### Data provided
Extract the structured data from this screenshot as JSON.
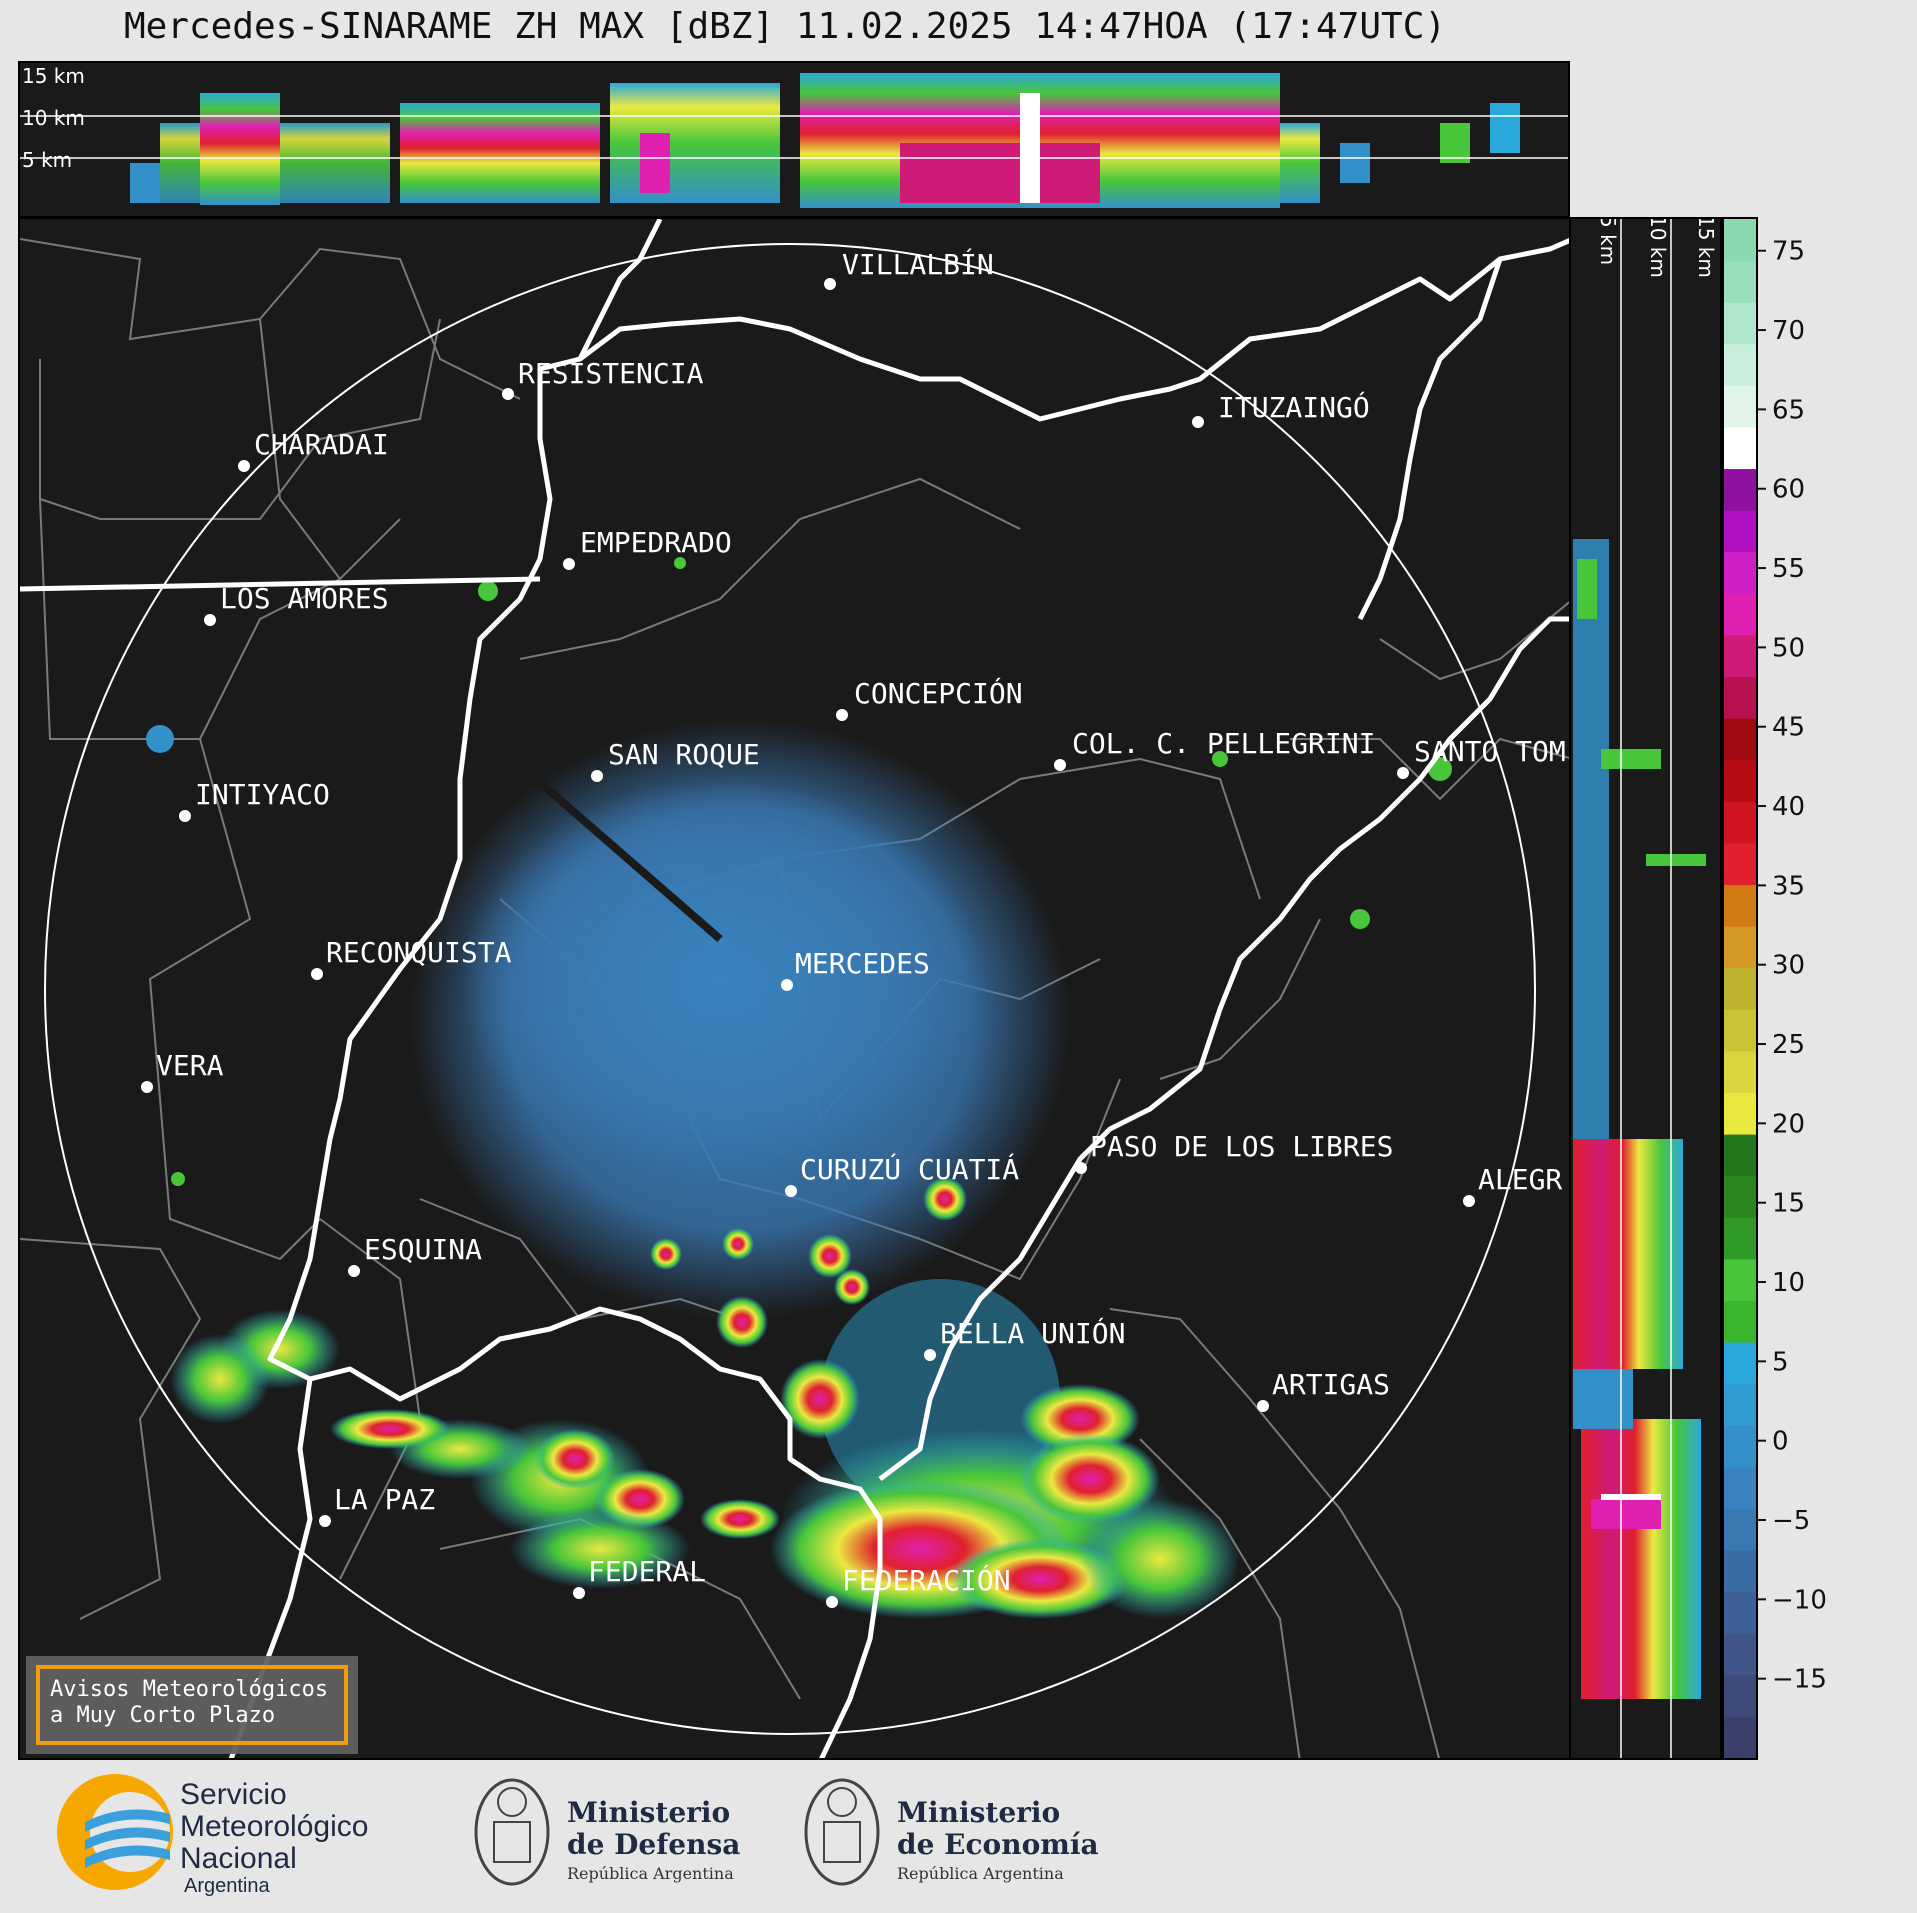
{
  "title": "Mercedes-SINARAME ZH MAX [dBZ] 11.02.2025 14:47HOA (17:47UTC)",
  "top_panel": {
    "altitude_labels": [
      "15 km",
      "10 km",
      "5 km"
    ]
  },
  "side_panel": {
    "altitude_labels": [
      "5 km",
      "10 km",
      "15 km"
    ]
  },
  "cities": [
    {
      "name": "VILLALBÍN"
    },
    {
      "name": "RESISTENCIA"
    },
    {
      "name": "CHARADAI"
    },
    {
      "name": "ITUZAINGÓ"
    },
    {
      "name": "EMPEDRADO"
    },
    {
      "name": "LOS AMORES"
    },
    {
      "name": "CONCEPCIÓN"
    },
    {
      "name": "COL. C. PELLEGRINI"
    },
    {
      "name": "SANTO TOM"
    },
    {
      "name": "SAN ROQUE"
    },
    {
      "name": "INTIYACO"
    },
    {
      "name": "MERCEDES"
    },
    {
      "name": "RECONQUISTA"
    },
    {
      "name": "VERA"
    },
    {
      "name": "PASO DE LOS LIBRES"
    },
    {
      "name": "CURUZÚ CUATIÁ"
    },
    {
      "name": "ALEGR"
    },
    {
      "name": "ESQUINA"
    },
    {
      "name": "BELLA UNIÓN"
    },
    {
      "name": "ARTIGAS"
    },
    {
      "name": "LA PAZ"
    },
    {
      "name": "FEDERAL"
    },
    {
      "name": "FEDERACIÓN"
    }
  ],
  "colorbar": {
    "ticks": [
      "75",
      "70",
      "65",
      "60",
      "55",
      "50",
      "45",
      "40",
      "35",
      "30",
      "25",
      "20",
      "15",
      "10",
      "5",
      "0",
      "−5",
      "−10",
      "−15"
    ],
    "colors": [
      "#3b3f6b",
      "#3e4a7a",
      "#40558a",
      "#3d6096",
      "#3a6ca4",
      "#3a78b2",
      "#3784c0",
      "#3390c9",
      "#2f9cd2",
      "#2aa8db",
      "#3ab52d",
      "#48c63a",
      "#2f9a24",
      "#2a8720",
      "#24751c",
      "#eae940",
      "#d9d640",
      "#c9c436",
      "#bcb22e",
      "#d49a24",
      "#d07a14",
      "#e0202e",
      "#d01420",
      "#b80c14",
      "#a00a10",
      "#b81050",
      "#cf1a78",
      "#e020b0",
      "#cf20c8",
      "#b010c0",
      "#9010a0",
      "#ffffff",
      "#e0f4ea",
      "#c9eedc",
      "#b0e6cc",
      "#98deba",
      "#88d8b0"
    ],
    "value_range": [
      -20,
      77
    ]
  },
  "warning_box": {
    "line1": "Avisos Meteorológicos",
    "line2": "a Muy Corto Plazo"
  },
  "footer": {
    "smn": {
      "line1": "Servicio",
      "line2": "Meteorológico",
      "line3": "Nacional",
      "line4": "Argentina"
    },
    "defensa": {
      "line1": "Ministerio",
      "line2": "de Defensa",
      "line3": "República Argentina"
    },
    "economia": {
      "line1": "Ministerio",
      "line2": "de Economía",
      "line3": "República Argentina"
    }
  }
}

### Instructions to follow
Without including any pictures, print all of the material exactly as given.

### Response to the task
Extract the structured data from this screenshot as JSON.
{
  "title": "Mercedes-SINARAME ZH MAX [dBZ] 11.02.2025 14:47HOA (17:47UTC)",
  "top_panel": {
    "altitude_labels": [
      "15 km",
      "10 km",
      "5 km"
    ]
  },
  "side_panel": {
    "altitude_labels": [
      "5 km",
      "10 km",
      "15 km"
    ]
  },
  "cities": [
    {
      "name": "VILLALBÍN"
    },
    {
      "name": "RESISTENCIA"
    },
    {
      "name": "CHARADAI"
    },
    {
      "name": "ITUZAINGÓ"
    },
    {
      "name": "EMPEDRADO"
    },
    {
      "name": "LOS AMORES"
    },
    {
      "name": "CONCEPCIÓN"
    },
    {
      "name": "COL. C. PELLEGRINI"
    },
    {
      "name": "SANTO TOM"
    },
    {
      "name": "SAN ROQUE"
    },
    {
      "name": "INTIYACO"
    },
    {
      "name": "MERCEDES"
    },
    {
      "name": "RECONQUISTA"
    },
    {
      "name": "VERA"
    },
    {
      "name": "PASO DE LOS LIBRES"
    },
    {
      "name": "CURUZÚ CUATIÁ"
    },
    {
      "name": "ALEGR"
    },
    {
      "name": "ESQUINA"
    },
    {
      "name": "BELLA UNIÓN"
    },
    {
      "name": "ARTIGAS"
    },
    {
      "name": "LA PAZ"
    },
    {
      "name": "FEDERAL"
    },
    {
      "name": "FEDERACIÓN"
    }
  ],
  "colorbar": {
    "ticks": [
      "75",
      "70",
      "65",
      "60",
      "55",
      "50",
      "45",
      "40",
      "35",
      "30",
      "25",
      "20",
      "15",
      "10",
      "5",
      "0",
      "−5",
      "−10",
      "−15"
    ],
    "colors": [
      "#3b3f6b",
      "#3e4a7a",
      "#40558a",
      "#3d6096",
      "#3a6ca4",
      "#3a78b2",
      "#3784c0",
      "#3390c9",
      "#2f9cd2",
      "#2aa8db",
      "#3ab52d",
      "#48c63a",
      "#2f9a24",
      "#2a8720",
      "#24751c",
      "#eae940",
      "#d9d640",
      "#c9c436",
      "#bcb22e",
      "#d49a24",
      "#d07a14",
      "#e0202e",
      "#d01420",
      "#b80c14",
      "#a00a10",
      "#b81050",
      "#cf1a78",
      "#e020b0",
      "#cf20c8",
      "#b010c0",
      "#9010a0",
      "#ffffff",
      "#e0f4ea",
      "#c9eedc",
      "#b0e6cc",
      "#98deba",
      "#88d8b0"
    ],
    "value_range": [
      -20,
      77
    ]
  },
  "warning_box": {
    "line1": "Avisos Meteorológicos",
    "line2": "a Muy Corto Plazo"
  },
  "footer": {
    "smn": {
      "line1": "Servicio",
      "line2": "Meteorológico",
      "line3": "Nacional",
      "line4": "Argentina"
    },
    "defensa": {
      "line1": "Ministerio",
      "line2": "de Defensa",
      "line3": "República Argentina"
    },
    "economia": {
      "line1": "Ministerio",
      "line2": "de Economía",
      "line3": "República Argentina"
    }
  }
}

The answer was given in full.